## INPUT RECORDS
+ + +

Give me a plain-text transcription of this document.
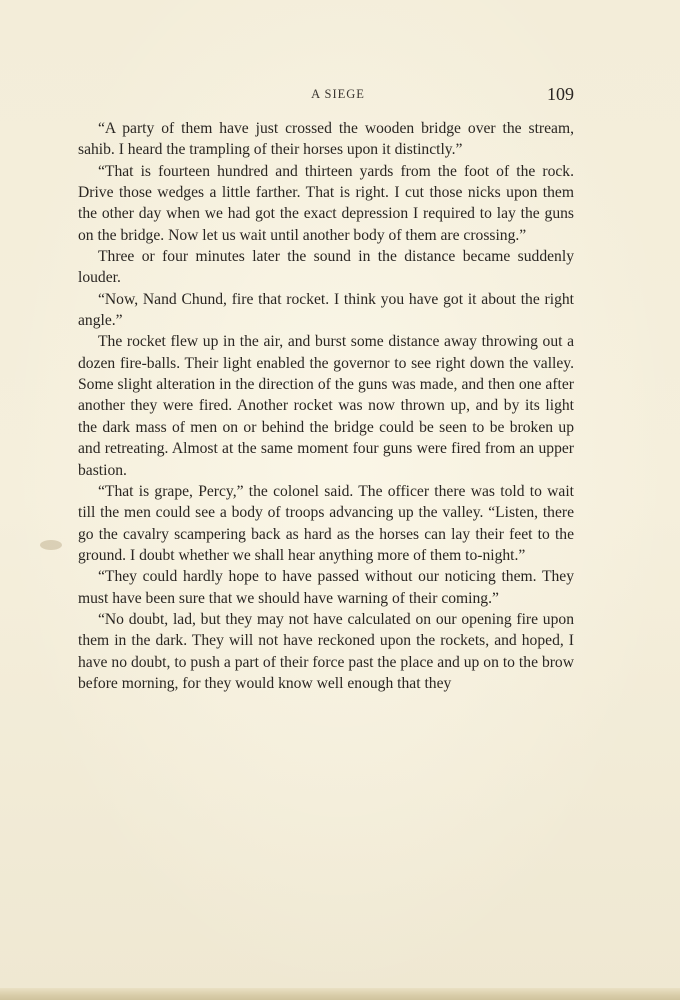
A SIEGE	109

“A party of them have just crossed the wooden bridge over the stream, sahib. I heard the trampling of their horses upon it distinctly.”

“That is fourteen hundred and thirteen yards from the foot of the rock. Drive those wedges a little farther. That is right. I cut those nicks upon them the other day when we had got the exact depression I required to lay the guns on the bridge. Now let us wait until another body of them are crossing.”

Three or four minutes later the sound in the distance became suddenly louder.

“Now, Nand Chund, fire that rocket. I think you have got it about the right angle.”

The rocket flew up in the air, and burst some distance away throwing out a dozen fire-balls. Their light enabled the governor to see right down the valley. Some slight alteration in the direction of the guns was made, and then one after another they were fired. Another rocket was now thrown up, and by its light the dark mass of men on or behind the bridge could be seen to be broken up and retreating. Almost at the same moment four guns were fired from an upper bastion.

“That is grape, Percy,” the colonel said. The officer there was told to wait till the men could see a body of troops advancing up the valley. “Listen, there go the cavalry scampering back as hard as the horses can lay their feet to the ground. I doubt whether we shall hear anything more of them to-night.”

“They could hardly hope to have passed without our noticing them. They must have been sure that we should have warning of their coming.”

“No doubt, lad, but they may not have calculated on our opening fire upon them in the dark. They will not have reckoned upon the rockets, and hoped, I have no doubt, to push a part of their force past the place and up on to the brow before morning, for they would know well enough that they
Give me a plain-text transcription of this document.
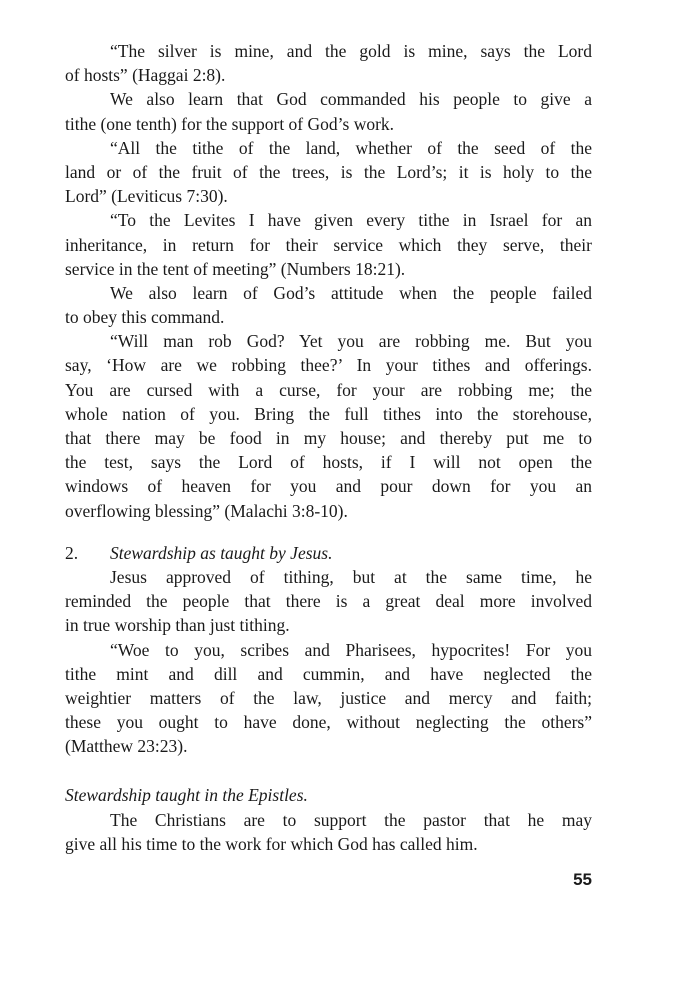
“The silver is mine, and the gold is mine, says the Lord
of hosts” (Haggai 2:8).
We also learn that God commanded his people to give a
tithe (one tenth) for the support of God’s work.
“All the tithe of the land, whether of the seed of the
land or of the fruit of the trees, is the Lord’s; it is holy to the
Lord” (Leviticus 7:30).
“To the Levites I have given every tithe in Israel for an
inheritance, in return for their service which they serve, their
service in the tent of meeting” (Numbers 18:21).
We also learn of God’s attitude when the people failed
to obey this command.
“Will man rob God? Yet you are robbing me. But you
say, ‘How are we robbing thee?’ In your tithes and offerings.
You are cursed with a curse, for your are robbing me; the
whole nation of you. Bring the full tithes into the storehouse,
that there may be food in my house; and thereby put me to
the test, says the Lord of hosts, if I will not open the
windows of heaven for you and pour down for you an
overflowing blessing” (Malachi 3:8-10).
2. Stewardship as taught by Jesus.
Jesus approved of tithing, but at the same time, he
reminded the people that there is a great deal more involved
in true worship than just tithing.
“Woe to you, scribes and Pharisees, hypocrites! For you
tithe mint and dill and cummin, and have neglected the
weightier matters of the law, justice and mercy and faith;
these you ought to have done, without neglecting the others”
(Matthew 23:23).
Stewardship taught in the Epistles.
The Christians are to support the pastor that he may
give all his time to the work for which God has called him.
55
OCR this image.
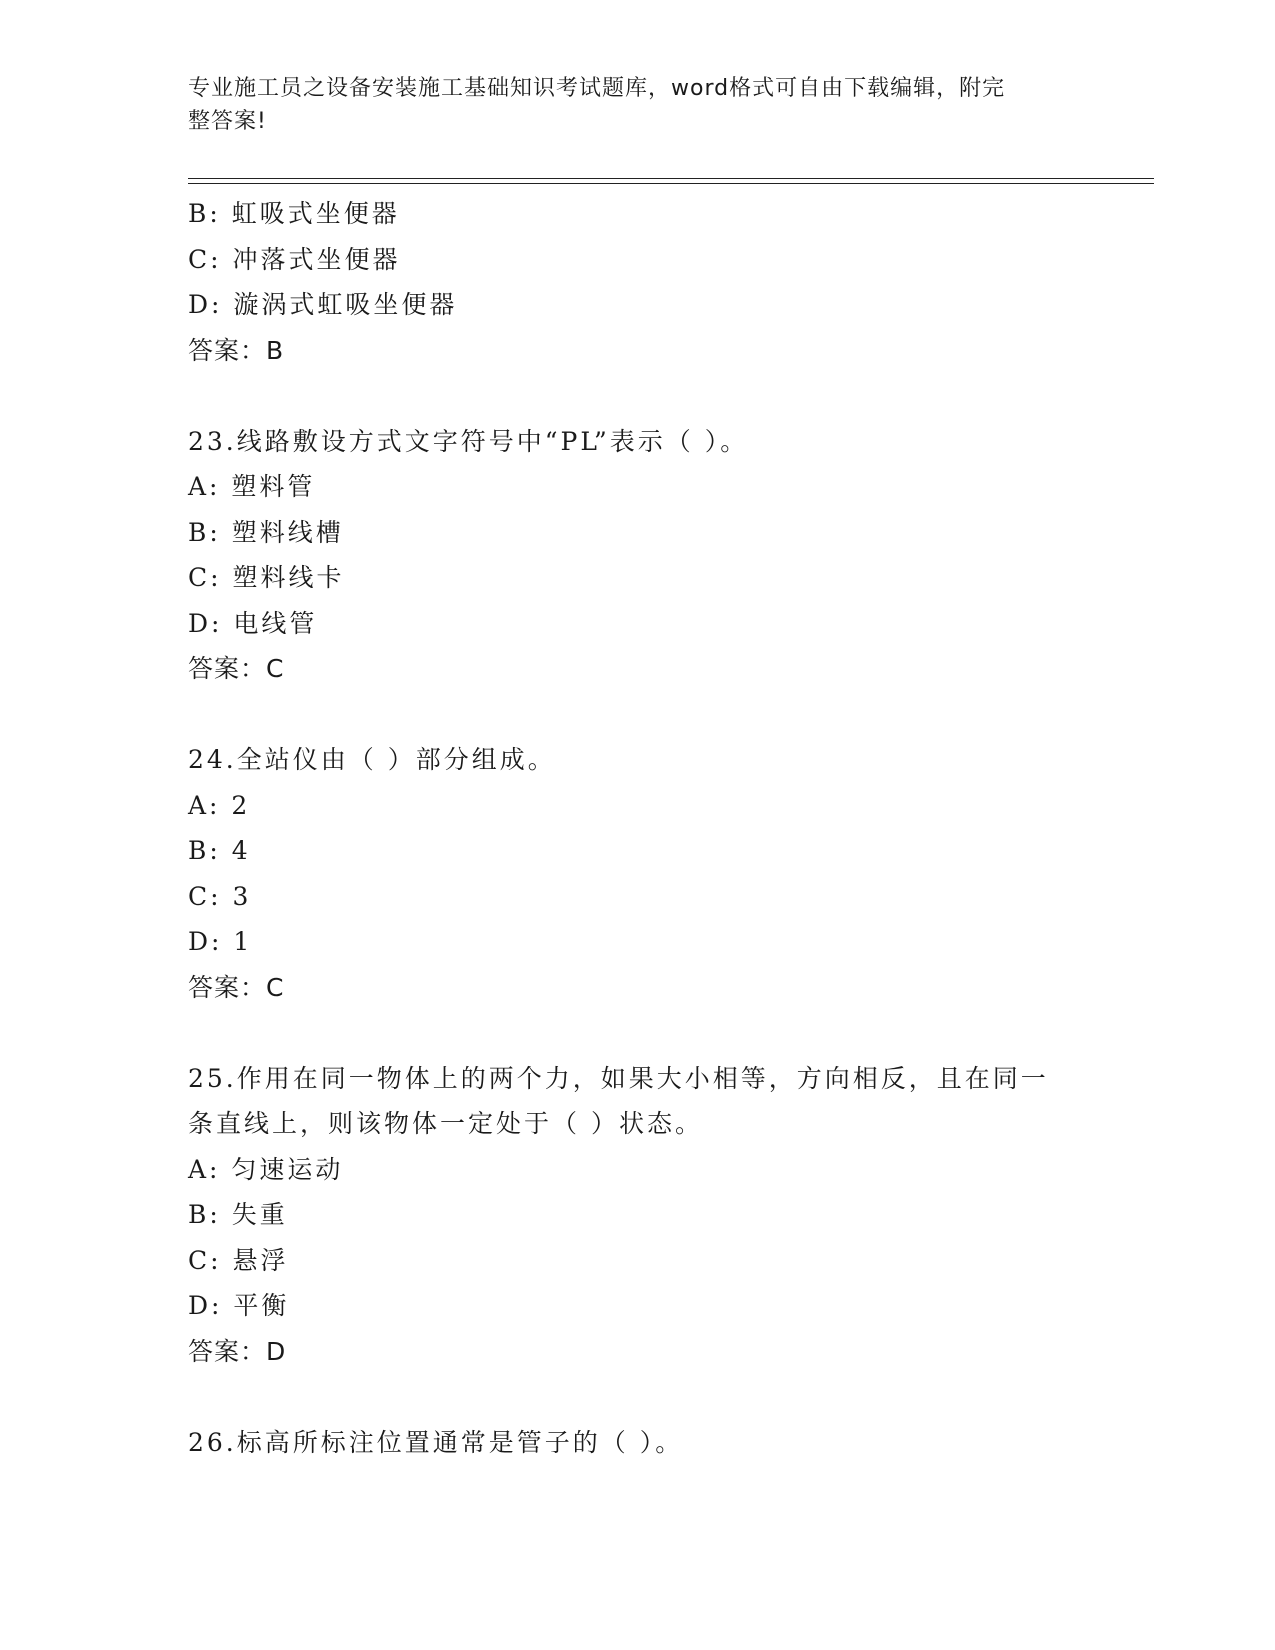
专业施工员之设备安装施工基础知识考试题库，word格式可自由下载编辑，附完
整答案!
B: 虹吸式坐便器
C: 冲落式坐便器
D: 漩涡式虹吸坐便器
答案：B
23.线路敷设方式文字符号中“PL”表示（ ）。
A: 塑料管
B: 塑料线槽
C: 塑料线卡
D: 电线管
答案：C
24.全站仪由（ ）部分组成。
A: 2
B: 4
C: 3
D: 1
答案：C
25.作用在同一物体上的两个力，如果大小相等，方向相反，且在同一
条直线上，则该物体一定处于（ ）状态。
A: 匀速运动
B: 失重
C: 悬浮
D: 平衡
答案：D
26.标高所标注位置通常是管子的（ ）。
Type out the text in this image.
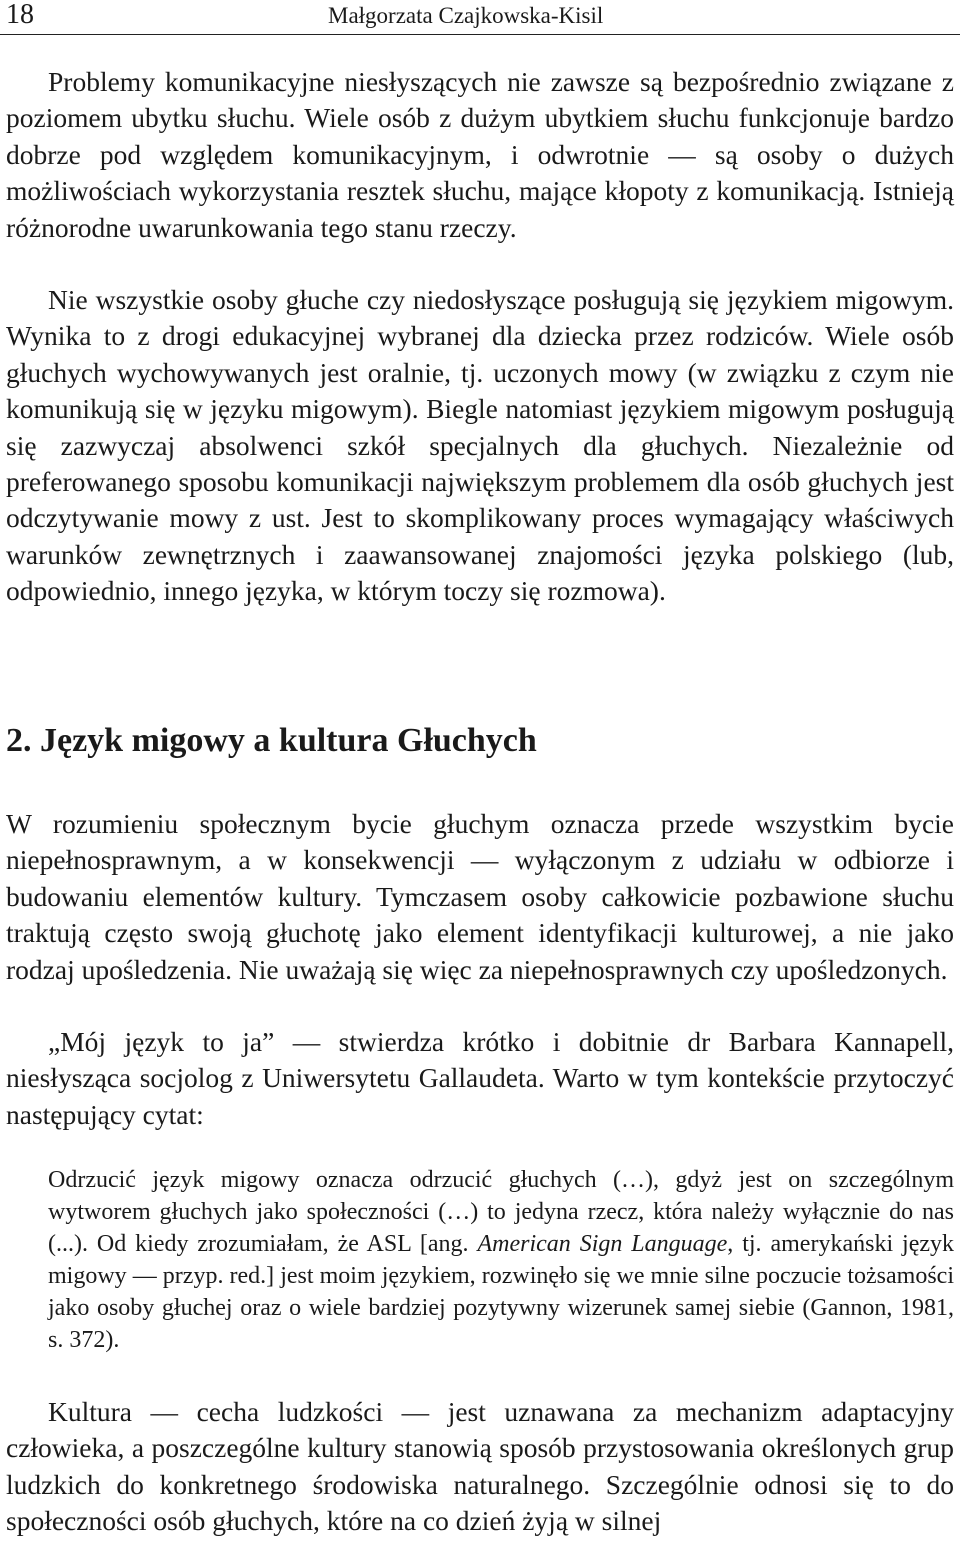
18	Małgorzata Czajkowska-Kisil

Problemy komunikacyjne niesłyszących nie zawsze są bezpośrednio związane z poziomem ubytku słuchu. Wiele osób z dużym ubytkiem słuchu funkcjonuje bardzo dobrze pod względem komunikacyjnym, i odwrotnie — są osoby o dużych możliwościach wykorzystania resztek słuchu, mające kłopoty z komunikacją. Istnieją różnorodne uwarunkowania tego stanu rzeczy.

Nie wszystkie osoby głuche czy niedosłyszące posługują się językiem migowym. Wynika to z drogi edukacyjnej wybranej dla dziecka przez rodziców. Wiele osób głuchych wychowywanych jest oralnie, tj. uczonych mowy (w związku z czym nie komunikują się w języku migowym). Biegle natomiast językiem migowym posługują się zazwyczaj absolwenci szkół specjalnych dla głuchych. Niezależnie od preferowanego sposobu komunikacji największym problemem dla osób głuchych jest odczytywanie mowy z ust. Jest to skomplikowany proces wymagający właściwych warunków zewnętrznych i zaawansowanej znajomości języka polskiego (lub, odpowiednio, innego języka, w którym toczy się rozmowa).

2. Język migowy a kultura Głuchych

W rozumieniu społecznym bycie głuchym oznacza przede wszystkim bycie niepełnosprawnym, a w konsekwencji — wyłączonym z udziału w odbiorze i budowaniu elementów kultury. Tymczasem osoby całkowicie pozbawione słuchu traktują często swoją głuchotę jako element identyfikacji kulturowej, a nie jako rodzaj upośledzenia. Nie uważają się więc za niepełnosprawnych czy upośledzonych.

„Mój język to ja” — stwierdza krótko i dobitnie dr Barbara Kannapell, niesłysząca socjolog z Uniwersytetu Gallaudeta. Warto w tym kontekście przytoczyć następujący cytat:

Odrzucić język migowy oznacza odrzucić głuchych (…), gdyż jest on szczególnym wytworem głuchych jako społeczności (…) to jedyna rzecz, która należy wyłącznie do nas (...). Od kiedy zrozumiałam, że ASL [ang. American Sign Language, tj. amerykański język migowy — przyp. red.] jest moim językiem, rozwinęło się we mnie silne poczucie tożsamości jako osoby głuchej oraz o wiele bardziej pozytywny wizerunek samej siebie (Gannon, 1981, s. 372).

Kultura — cecha ludzkości — jest uznawana za mechanizm adaptacyjny człowieka, a poszczególne kultury stanowią sposób przystosowania określonych grup ludzkich do konkretnego środowiska naturalnego. Szczególnie odnosi się to do społeczności osób głuchych, które na co dzień żyją w silnej
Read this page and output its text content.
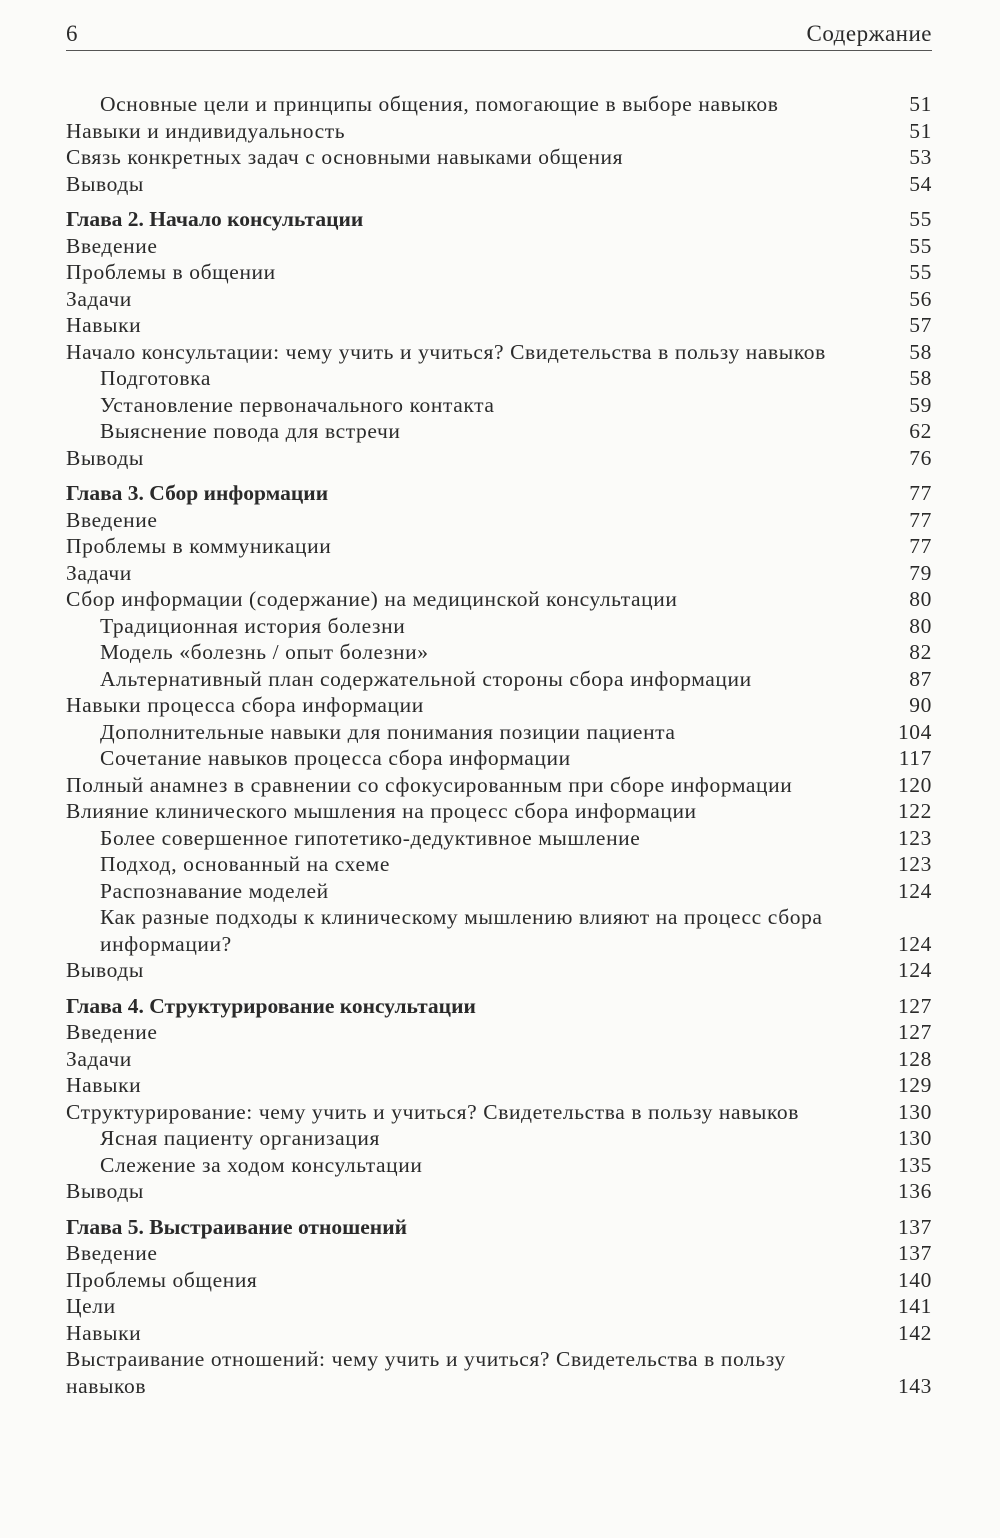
6	Содержание
Основные цели и принципы общения, помогающие в выборе навыков	51
Навыки и индивидуальность	51
Связь конкретных задач с основными навыками общения	53
Выводы	54
Глава 2. Начало консультации	55
Введение	55
Проблемы в общении	55
Задачи	56
Навыки	57
Начало консультации: чему учить и учиться? Свидетельства в пользу навыков	58
Подготовка	58
Установление первоначального контакта	59
Выяснение повода для встречи	62
Выводы	76
Глава 3. Сбор информации	77
Введение	77
Проблемы в коммуникации	77
Задачи	79
Сбор информации (содержание) на медицинской консультации	80
Традиционная история болезни	80
Модель «болезнь / опыт болезни»	82
Альтернативный план содержательной стороны сбора информации	87
Навыки процесса сбора информации	90
Дополнительные навыки для понимания позиции пациента	104
Сочетание навыков процесса сбора информации	117
Полный анамнез в сравнении со сфокусированным при сборе информации	120
Влияние клинического мышления на процесс сбора информации	122
Более совершенное гипотетико-дедуктивное мышление	123
Подход, основанный на схеме	123
Распознавание моделей	124
Как разные подходы к клиническому мышлению влияют на процесс сбора информации?	124
Выводы	124
Глава 4. Структурирование консультации	127
Введение	127
Задачи	128
Навыки	129
Структурирование: чему учить и учиться? Свидетельства в пользу навыков	130
Ясная пациенту организация	130
Слежение за ходом консультации	135
Выводы	136
Глава 5. Выстраивание отношений	137
Введение	137
Проблемы общения	140
Цели	141
Навыки	142
Выстраивание отношений: чему учить и учиться? Свидетельства в пользу навыков	143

+ + +

## WORK REQUIRED
Show all lines in the entries above where the word "Структурирование" appears.

## WRITTEN ANSWER
Глава 4. Структурирование консультации	127
Структурирование: чему учить и учиться? Свидетельства в пользу навыков	130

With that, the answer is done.